(Stored entries)
━━━━━━━━━━━━━━━━

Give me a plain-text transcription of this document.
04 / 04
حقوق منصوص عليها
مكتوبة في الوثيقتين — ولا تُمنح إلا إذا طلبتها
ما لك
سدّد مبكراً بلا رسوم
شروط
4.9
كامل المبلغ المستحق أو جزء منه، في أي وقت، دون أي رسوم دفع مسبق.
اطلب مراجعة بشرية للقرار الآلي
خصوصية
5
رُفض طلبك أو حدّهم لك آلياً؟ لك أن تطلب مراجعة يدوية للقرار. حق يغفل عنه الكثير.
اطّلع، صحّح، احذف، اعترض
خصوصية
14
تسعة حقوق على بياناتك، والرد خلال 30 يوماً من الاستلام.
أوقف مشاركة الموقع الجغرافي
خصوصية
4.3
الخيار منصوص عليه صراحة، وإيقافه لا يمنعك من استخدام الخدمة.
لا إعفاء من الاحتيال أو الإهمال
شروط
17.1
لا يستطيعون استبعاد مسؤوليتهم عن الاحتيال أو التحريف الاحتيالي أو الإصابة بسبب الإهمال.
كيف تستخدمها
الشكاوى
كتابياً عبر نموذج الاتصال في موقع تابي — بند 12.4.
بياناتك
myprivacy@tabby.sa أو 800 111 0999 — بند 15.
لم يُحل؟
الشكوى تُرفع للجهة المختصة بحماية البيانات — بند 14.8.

━━━━━━━━━━━━━━━━

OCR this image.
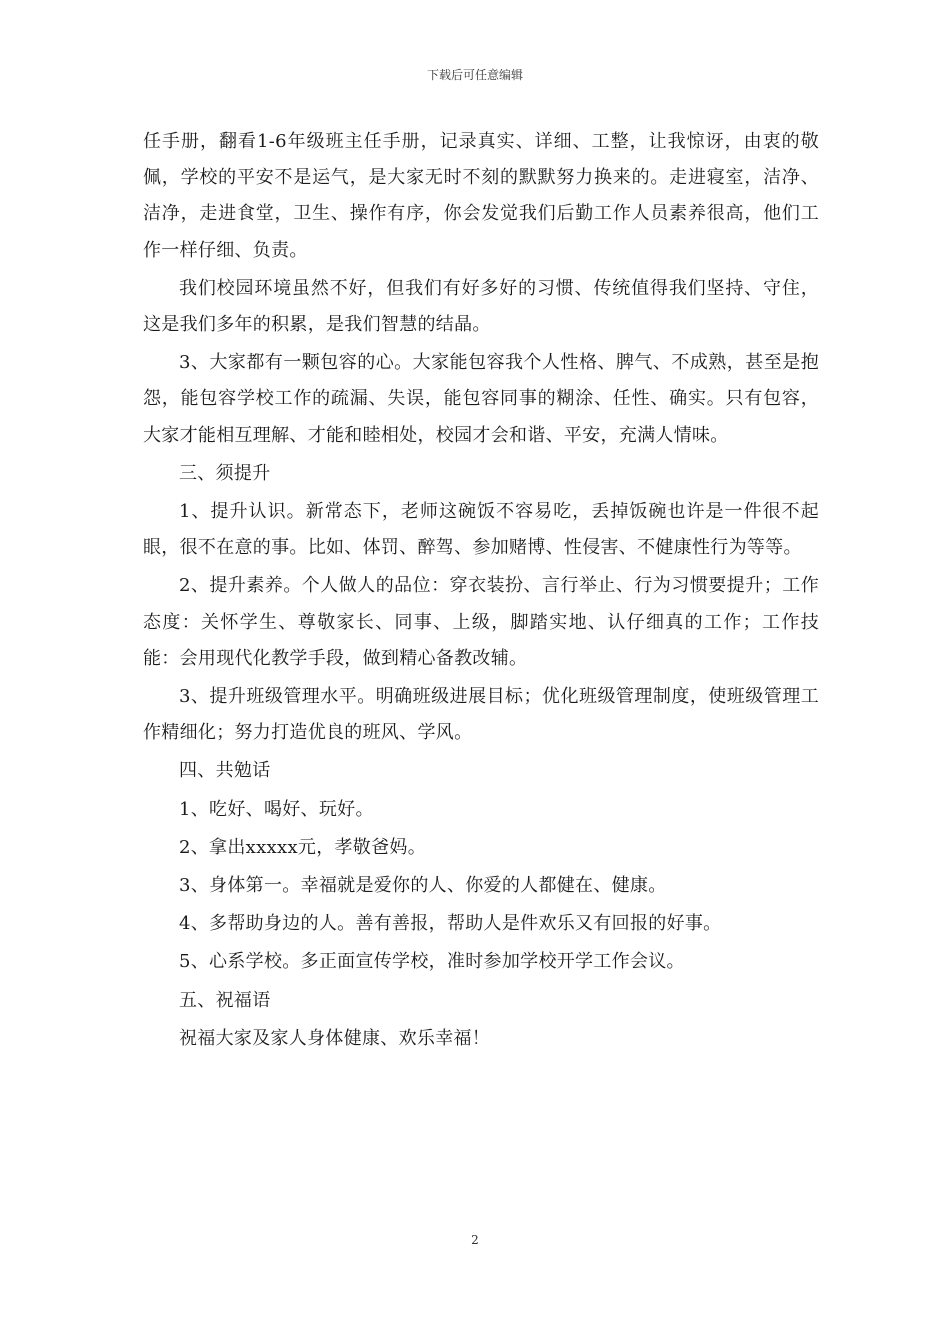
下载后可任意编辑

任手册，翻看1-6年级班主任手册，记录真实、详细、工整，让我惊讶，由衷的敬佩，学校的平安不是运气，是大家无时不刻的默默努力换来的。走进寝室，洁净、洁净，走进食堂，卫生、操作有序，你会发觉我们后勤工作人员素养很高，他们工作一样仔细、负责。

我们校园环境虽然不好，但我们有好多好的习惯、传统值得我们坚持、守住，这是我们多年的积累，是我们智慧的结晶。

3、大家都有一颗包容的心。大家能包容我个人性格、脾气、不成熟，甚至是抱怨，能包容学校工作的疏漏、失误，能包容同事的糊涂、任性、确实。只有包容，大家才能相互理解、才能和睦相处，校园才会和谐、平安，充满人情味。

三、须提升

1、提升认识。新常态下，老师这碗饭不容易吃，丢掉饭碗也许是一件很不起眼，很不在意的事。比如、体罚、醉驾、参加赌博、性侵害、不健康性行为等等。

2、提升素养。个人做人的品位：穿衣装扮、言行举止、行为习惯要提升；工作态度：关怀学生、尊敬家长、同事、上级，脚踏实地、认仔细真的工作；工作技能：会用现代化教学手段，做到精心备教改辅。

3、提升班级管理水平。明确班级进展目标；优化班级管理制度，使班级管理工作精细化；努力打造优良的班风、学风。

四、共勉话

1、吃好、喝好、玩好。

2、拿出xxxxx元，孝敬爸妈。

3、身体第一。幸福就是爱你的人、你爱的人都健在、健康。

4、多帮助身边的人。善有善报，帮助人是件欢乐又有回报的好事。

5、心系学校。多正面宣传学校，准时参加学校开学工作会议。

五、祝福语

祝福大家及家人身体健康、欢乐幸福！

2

━━━━━━━━━━━━━━━━

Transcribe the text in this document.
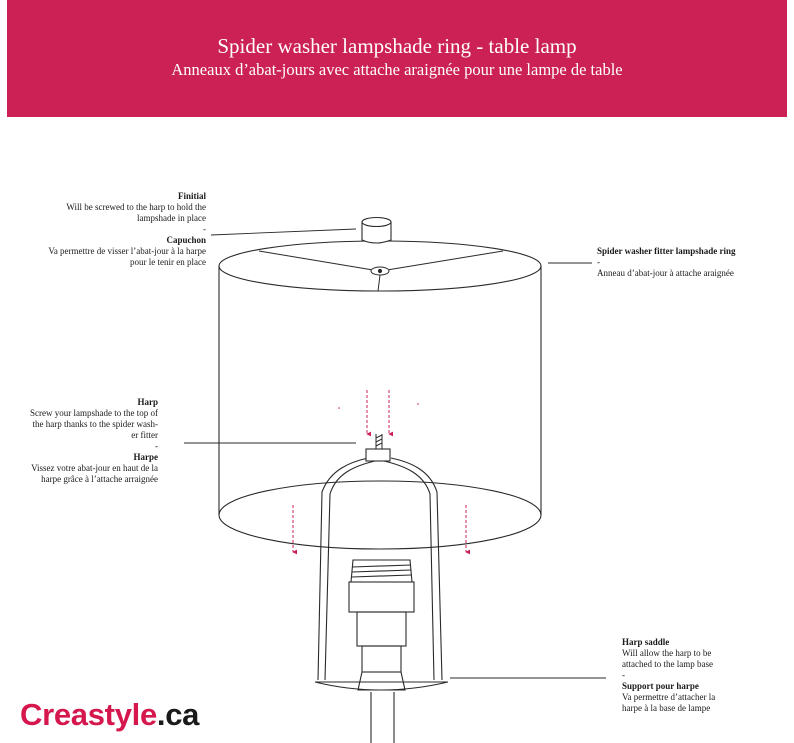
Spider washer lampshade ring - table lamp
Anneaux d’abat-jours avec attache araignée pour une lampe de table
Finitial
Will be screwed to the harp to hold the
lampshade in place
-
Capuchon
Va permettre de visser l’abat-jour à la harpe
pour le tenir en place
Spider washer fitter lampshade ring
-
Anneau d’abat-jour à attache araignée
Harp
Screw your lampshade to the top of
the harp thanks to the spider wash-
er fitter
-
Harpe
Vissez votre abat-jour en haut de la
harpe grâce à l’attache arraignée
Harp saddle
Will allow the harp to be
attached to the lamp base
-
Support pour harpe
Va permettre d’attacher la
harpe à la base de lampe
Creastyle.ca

━━━━━━━━━━━━━━━━

# [EXERCISE DESCRIPTION]
Check each line of the data above for the string "table", then report how many lines have it, with no other words.

# [FINISHED TASK]
2